DESCRIPTION OF THE TASK
Reproduce the listing word for word, from its first line up to and including the line with "Bar (211, 313, 235, 384)".

RECORDS TO USE
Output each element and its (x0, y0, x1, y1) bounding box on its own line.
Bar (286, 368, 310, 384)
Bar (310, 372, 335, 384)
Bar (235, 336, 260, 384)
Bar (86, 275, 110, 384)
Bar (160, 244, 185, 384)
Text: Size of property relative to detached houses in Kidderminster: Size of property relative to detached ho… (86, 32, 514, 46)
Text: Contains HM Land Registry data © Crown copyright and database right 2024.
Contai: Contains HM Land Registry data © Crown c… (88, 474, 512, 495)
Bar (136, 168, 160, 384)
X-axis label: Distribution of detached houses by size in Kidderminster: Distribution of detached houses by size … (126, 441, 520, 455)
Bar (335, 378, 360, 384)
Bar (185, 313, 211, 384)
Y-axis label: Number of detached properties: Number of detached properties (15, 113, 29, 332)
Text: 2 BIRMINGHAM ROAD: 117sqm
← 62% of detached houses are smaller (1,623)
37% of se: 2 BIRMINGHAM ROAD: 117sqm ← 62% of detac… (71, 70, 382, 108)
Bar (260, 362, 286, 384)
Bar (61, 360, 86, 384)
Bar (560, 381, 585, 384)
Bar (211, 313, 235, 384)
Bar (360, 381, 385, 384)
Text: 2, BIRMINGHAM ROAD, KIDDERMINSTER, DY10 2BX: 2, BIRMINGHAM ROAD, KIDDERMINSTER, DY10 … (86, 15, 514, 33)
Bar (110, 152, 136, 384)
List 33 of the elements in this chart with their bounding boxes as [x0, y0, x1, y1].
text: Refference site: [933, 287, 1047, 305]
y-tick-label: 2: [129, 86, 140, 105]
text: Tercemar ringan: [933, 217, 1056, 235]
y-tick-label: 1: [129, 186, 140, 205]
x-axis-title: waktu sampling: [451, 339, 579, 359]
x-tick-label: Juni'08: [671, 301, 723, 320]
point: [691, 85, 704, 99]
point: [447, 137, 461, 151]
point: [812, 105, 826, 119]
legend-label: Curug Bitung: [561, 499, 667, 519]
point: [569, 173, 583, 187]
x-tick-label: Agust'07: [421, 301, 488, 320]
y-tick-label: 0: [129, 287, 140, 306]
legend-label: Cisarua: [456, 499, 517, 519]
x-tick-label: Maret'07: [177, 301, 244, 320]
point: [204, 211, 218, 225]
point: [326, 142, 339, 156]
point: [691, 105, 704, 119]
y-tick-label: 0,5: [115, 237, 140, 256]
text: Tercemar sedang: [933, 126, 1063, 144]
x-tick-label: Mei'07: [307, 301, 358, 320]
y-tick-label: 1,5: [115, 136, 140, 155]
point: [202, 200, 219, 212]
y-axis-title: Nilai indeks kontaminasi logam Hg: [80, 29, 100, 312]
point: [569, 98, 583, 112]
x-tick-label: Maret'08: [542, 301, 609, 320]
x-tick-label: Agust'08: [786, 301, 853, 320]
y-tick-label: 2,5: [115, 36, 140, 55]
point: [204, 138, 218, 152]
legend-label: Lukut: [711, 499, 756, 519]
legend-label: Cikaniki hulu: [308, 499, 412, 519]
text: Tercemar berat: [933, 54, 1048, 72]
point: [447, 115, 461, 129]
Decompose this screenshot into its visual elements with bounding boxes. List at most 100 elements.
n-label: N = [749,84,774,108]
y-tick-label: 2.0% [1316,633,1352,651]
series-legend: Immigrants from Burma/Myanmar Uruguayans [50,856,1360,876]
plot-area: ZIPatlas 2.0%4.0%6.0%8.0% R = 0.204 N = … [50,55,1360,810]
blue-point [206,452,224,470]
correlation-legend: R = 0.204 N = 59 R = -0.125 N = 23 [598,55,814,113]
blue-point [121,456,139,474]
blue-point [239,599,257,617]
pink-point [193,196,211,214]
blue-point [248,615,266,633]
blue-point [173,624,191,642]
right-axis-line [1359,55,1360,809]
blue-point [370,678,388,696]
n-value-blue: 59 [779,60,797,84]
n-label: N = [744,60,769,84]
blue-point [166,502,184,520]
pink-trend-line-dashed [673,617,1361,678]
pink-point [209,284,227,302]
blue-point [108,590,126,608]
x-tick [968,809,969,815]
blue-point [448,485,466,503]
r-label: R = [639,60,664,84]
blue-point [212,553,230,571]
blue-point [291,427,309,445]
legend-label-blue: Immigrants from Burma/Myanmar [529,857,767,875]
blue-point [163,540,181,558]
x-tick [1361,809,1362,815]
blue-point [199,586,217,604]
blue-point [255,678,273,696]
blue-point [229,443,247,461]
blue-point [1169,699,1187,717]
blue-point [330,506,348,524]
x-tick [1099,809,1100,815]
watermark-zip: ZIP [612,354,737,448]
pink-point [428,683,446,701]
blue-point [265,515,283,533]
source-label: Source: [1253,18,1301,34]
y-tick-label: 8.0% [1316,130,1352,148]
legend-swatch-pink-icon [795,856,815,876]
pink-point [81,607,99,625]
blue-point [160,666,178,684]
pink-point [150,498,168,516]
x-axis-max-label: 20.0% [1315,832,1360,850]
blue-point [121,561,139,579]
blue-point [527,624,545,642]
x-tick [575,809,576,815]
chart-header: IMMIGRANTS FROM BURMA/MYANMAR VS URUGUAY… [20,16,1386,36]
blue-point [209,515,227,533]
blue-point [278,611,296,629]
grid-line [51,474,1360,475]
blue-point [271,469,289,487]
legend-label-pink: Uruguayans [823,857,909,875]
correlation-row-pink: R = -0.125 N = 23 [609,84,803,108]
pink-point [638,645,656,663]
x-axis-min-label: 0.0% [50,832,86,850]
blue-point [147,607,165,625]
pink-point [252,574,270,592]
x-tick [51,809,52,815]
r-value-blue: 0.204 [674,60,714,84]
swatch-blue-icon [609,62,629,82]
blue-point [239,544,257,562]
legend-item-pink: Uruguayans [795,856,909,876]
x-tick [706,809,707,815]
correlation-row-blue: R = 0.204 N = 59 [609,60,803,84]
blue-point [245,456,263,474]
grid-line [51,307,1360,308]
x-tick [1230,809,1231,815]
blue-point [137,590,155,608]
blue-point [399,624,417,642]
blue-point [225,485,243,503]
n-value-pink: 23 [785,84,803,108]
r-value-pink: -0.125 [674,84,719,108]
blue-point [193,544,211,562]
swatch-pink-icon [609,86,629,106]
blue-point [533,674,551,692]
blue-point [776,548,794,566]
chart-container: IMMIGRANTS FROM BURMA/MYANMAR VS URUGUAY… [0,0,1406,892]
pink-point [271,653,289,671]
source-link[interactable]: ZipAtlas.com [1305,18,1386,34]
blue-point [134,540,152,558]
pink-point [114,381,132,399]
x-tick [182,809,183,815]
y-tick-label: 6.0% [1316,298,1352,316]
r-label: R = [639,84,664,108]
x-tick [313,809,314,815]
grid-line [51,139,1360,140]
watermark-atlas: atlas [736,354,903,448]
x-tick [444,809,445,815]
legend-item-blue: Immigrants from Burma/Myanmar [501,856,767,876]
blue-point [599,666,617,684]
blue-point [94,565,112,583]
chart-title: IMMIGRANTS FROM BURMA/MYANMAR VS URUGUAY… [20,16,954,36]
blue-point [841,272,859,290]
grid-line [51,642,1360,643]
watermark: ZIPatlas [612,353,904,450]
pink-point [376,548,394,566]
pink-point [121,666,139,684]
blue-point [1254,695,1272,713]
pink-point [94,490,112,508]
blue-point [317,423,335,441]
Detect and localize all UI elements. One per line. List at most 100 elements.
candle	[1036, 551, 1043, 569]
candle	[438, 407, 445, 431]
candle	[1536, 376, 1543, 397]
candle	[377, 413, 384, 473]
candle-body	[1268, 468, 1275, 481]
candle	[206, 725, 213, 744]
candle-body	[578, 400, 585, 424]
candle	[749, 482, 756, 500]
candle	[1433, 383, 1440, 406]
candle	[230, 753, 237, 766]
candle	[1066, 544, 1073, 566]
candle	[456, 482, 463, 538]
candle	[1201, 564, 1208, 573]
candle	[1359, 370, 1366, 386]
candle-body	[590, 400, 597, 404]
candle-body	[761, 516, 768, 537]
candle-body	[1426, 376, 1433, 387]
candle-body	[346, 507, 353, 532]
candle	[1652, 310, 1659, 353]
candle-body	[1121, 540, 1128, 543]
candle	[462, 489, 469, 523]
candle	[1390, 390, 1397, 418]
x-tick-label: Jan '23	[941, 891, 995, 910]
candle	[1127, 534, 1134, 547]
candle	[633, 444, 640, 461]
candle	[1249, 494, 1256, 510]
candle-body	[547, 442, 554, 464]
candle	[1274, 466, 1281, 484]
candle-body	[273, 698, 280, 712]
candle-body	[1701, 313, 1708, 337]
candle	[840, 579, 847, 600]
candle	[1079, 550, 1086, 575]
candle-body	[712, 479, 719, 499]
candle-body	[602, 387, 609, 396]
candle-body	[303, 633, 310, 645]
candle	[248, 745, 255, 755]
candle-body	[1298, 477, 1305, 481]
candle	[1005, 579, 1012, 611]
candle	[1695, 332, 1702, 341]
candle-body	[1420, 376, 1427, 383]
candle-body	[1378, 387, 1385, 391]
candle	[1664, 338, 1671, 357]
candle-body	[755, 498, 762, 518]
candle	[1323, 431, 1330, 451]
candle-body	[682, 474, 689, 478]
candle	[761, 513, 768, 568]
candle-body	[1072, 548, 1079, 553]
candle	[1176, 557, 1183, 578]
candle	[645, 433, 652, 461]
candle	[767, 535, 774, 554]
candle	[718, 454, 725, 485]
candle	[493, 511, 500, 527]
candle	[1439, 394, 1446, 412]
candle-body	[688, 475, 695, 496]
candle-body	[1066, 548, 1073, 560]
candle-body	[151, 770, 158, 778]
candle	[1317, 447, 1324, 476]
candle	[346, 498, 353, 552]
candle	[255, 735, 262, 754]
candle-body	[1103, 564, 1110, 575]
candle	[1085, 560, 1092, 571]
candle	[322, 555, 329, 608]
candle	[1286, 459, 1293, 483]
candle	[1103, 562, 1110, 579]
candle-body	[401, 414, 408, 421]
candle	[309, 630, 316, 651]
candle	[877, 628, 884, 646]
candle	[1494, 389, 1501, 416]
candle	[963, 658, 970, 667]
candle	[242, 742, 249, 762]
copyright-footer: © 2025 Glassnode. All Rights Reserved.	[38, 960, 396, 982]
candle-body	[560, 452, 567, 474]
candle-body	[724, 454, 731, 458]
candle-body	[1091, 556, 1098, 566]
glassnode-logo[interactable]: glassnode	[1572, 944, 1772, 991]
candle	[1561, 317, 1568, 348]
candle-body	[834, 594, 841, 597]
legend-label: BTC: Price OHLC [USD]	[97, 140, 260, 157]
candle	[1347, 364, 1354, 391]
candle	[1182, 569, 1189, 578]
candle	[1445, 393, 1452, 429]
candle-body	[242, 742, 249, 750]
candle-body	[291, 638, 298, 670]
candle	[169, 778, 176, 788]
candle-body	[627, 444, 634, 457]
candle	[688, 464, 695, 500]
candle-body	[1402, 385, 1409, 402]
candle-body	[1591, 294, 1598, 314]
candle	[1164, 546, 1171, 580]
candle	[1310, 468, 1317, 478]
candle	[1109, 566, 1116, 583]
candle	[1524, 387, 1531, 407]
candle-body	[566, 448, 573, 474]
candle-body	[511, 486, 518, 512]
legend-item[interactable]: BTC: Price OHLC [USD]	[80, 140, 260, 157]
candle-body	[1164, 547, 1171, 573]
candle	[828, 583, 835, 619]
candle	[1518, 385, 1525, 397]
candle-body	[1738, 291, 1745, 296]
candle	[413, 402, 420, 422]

SOLUTION TO THIS PROBLEM
Output each element and its (x0, y0, x1, y1) bounding box on its own line.
Bar (286, 368, 310, 384)
Bar (310, 372, 335, 384)
Bar (235, 336, 260, 384)
Bar (86, 275, 110, 384)
Bar (160, 244, 185, 384)
Text: Size of property relative to detached houses in Kidderminster: Size of property relative to detached ho… (86, 32, 514, 46)
Text: Contains HM Land Registry data © Crown copyright and database right 2024.
Contai: Contains HM Land Registry data © Crown c… (88, 474, 512, 495)
Bar (136, 168, 160, 384)
X-axis label: Distribution of detached houses by size in Kidderminster: Distribution of detached houses by size … (126, 441, 520, 455)
Bar (335, 378, 360, 384)
Bar (185, 313, 211, 384)
Y-axis label: Number of detached properties: Number of detached properties (15, 113, 29, 332)
Text: 2 BIRMINGHAM ROAD: 117sqm
← 62% of detached houses are smaller (1,623)
37% of se: 2 BIRMINGHAM ROAD: 117sqm ← 62% of detac… (71, 70, 382, 108)
Bar (260, 362, 286, 384)
Bar (61, 360, 86, 384)
Bar (560, 381, 585, 384)
Bar (211, 313, 235, 384)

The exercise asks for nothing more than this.